STATED TASK
Retype everything from the line containing "List every element" down to the line containing "9, 1007, 19]", character for character.

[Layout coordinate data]
====
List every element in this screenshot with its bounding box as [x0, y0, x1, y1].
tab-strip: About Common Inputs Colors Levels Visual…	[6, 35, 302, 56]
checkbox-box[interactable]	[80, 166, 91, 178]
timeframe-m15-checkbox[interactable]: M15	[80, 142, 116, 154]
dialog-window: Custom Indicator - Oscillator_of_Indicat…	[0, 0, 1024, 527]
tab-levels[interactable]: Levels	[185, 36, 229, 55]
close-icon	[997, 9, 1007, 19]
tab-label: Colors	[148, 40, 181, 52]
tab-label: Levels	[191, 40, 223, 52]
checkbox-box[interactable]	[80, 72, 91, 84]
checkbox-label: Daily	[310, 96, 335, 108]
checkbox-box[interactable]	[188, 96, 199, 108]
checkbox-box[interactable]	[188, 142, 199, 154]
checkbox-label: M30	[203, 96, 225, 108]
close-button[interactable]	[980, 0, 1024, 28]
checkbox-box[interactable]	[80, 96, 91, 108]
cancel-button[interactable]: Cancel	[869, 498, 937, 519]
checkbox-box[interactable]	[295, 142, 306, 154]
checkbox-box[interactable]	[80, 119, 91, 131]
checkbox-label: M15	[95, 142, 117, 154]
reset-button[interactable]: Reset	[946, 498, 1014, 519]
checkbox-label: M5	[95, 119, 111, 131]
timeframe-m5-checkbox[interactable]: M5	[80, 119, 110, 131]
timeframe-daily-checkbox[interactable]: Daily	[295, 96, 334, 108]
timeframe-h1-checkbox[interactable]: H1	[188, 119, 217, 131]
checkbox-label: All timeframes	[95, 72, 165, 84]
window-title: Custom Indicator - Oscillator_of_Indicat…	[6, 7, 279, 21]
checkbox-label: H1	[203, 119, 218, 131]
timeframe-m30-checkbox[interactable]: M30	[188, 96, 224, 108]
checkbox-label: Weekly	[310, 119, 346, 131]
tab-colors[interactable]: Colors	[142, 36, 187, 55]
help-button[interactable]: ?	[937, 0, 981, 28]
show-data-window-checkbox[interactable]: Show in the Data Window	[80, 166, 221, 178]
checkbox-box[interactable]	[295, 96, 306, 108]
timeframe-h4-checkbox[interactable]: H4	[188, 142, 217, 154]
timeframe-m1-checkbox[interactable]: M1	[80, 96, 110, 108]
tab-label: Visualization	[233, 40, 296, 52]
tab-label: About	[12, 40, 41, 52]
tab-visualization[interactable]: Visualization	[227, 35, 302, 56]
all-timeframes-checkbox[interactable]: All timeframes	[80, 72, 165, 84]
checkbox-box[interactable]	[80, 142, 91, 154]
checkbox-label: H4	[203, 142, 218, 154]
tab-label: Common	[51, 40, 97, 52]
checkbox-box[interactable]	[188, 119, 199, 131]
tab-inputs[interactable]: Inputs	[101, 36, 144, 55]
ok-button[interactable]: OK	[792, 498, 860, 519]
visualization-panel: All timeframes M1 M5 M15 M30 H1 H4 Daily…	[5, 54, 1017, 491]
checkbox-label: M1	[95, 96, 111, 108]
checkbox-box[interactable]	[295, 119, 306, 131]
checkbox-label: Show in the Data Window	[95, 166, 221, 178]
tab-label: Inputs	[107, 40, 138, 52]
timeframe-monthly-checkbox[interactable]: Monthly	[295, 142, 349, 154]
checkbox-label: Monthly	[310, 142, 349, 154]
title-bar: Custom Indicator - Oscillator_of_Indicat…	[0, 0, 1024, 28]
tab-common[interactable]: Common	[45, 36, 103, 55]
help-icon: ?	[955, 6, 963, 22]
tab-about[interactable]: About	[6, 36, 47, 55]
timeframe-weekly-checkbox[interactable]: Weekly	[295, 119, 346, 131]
====
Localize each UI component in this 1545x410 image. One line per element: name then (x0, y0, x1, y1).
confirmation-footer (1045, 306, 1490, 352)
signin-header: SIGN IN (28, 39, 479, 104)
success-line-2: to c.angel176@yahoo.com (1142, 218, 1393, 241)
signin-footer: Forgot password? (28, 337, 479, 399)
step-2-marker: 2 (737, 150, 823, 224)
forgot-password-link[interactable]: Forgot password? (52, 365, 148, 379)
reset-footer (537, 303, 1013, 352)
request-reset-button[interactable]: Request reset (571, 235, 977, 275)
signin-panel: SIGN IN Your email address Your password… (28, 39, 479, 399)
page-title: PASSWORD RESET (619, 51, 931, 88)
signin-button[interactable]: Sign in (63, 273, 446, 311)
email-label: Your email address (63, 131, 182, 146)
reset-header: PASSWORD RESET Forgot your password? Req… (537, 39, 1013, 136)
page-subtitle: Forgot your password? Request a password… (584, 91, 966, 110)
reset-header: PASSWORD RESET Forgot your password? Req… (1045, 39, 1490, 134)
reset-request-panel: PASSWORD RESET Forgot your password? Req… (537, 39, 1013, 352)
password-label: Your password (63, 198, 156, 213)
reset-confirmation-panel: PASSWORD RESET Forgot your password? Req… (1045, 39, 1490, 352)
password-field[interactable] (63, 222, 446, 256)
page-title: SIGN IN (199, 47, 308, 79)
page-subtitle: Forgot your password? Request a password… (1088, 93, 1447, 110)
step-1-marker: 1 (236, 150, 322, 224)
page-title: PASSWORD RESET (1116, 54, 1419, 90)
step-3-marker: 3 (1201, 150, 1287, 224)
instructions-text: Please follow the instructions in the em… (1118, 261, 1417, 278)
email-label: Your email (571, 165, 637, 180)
====
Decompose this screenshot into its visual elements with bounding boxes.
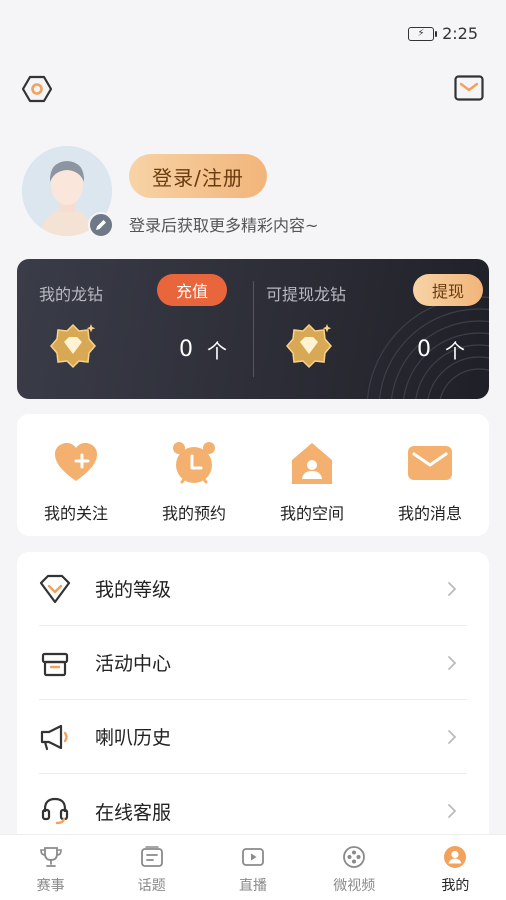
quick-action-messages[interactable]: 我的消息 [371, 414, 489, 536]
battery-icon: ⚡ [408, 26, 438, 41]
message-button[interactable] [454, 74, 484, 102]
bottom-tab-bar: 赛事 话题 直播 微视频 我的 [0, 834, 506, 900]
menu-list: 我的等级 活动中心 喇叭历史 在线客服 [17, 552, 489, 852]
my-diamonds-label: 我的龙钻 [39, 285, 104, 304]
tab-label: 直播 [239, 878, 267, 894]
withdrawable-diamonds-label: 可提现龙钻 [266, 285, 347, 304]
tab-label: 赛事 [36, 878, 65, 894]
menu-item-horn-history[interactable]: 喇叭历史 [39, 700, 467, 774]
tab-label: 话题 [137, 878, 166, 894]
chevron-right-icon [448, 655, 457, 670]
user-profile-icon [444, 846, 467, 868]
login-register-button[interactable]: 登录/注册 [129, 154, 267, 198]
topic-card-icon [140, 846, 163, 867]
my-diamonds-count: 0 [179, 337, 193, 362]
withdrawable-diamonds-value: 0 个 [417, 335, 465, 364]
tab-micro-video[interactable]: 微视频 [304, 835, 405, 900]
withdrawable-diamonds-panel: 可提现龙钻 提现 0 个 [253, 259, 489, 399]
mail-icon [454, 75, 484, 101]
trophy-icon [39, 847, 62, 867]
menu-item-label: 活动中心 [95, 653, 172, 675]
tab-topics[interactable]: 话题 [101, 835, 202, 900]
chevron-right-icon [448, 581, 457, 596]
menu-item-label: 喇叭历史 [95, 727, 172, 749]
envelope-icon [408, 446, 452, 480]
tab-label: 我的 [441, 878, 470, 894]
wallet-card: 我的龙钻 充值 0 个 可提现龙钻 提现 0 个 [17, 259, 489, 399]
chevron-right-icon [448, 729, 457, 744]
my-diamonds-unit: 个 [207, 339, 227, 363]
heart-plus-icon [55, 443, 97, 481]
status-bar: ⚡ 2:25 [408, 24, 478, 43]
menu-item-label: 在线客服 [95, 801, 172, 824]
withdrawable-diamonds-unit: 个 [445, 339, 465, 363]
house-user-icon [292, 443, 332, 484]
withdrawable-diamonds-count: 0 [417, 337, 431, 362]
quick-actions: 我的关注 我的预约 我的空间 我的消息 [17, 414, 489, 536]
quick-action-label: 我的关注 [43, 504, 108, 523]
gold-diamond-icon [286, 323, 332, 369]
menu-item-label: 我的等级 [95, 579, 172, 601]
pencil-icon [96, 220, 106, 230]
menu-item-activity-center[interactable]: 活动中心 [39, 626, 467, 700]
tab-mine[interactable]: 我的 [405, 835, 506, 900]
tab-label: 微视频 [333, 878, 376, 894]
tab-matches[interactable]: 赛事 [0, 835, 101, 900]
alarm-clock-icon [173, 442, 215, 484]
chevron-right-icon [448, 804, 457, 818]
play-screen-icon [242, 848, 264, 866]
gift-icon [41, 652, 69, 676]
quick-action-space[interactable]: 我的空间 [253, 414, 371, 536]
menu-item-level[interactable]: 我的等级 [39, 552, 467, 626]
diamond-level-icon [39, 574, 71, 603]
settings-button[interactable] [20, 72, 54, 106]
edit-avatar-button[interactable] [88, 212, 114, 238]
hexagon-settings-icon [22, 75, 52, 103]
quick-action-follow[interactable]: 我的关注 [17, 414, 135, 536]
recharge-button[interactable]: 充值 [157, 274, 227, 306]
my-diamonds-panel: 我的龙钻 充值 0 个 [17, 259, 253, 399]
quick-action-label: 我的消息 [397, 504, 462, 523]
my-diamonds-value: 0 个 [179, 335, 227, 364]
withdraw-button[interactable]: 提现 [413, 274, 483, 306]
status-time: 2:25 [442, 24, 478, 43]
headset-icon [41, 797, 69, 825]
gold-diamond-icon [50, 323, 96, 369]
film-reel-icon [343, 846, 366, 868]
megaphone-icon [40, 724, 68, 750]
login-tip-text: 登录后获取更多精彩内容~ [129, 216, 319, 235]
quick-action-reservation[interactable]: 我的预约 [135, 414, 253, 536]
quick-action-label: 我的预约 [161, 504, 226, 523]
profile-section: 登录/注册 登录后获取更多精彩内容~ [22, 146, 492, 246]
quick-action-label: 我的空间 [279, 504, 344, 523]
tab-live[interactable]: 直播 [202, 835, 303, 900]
====
CORRECT OUTPUT
List every element in this screenshot with its bounding box as [x0, y0, x1, y1].
tab-strip: About Common Inputs Colors Levels Visual…	[6, 35, 302, 56]
checkbox-box[interactable]	[80, 166, 91, 178]
timeframe-m15-checkbox[interactable]: M15	[80, 142, 116, 154]
dialog-window: Custom Indicator - Oscillator_of_Indicat…	[0, 0, 1024, 527]
tab-levels[interactable]: Levels	[185, 36, 229, 55]
close-icon	[997, 9, 1007, 19]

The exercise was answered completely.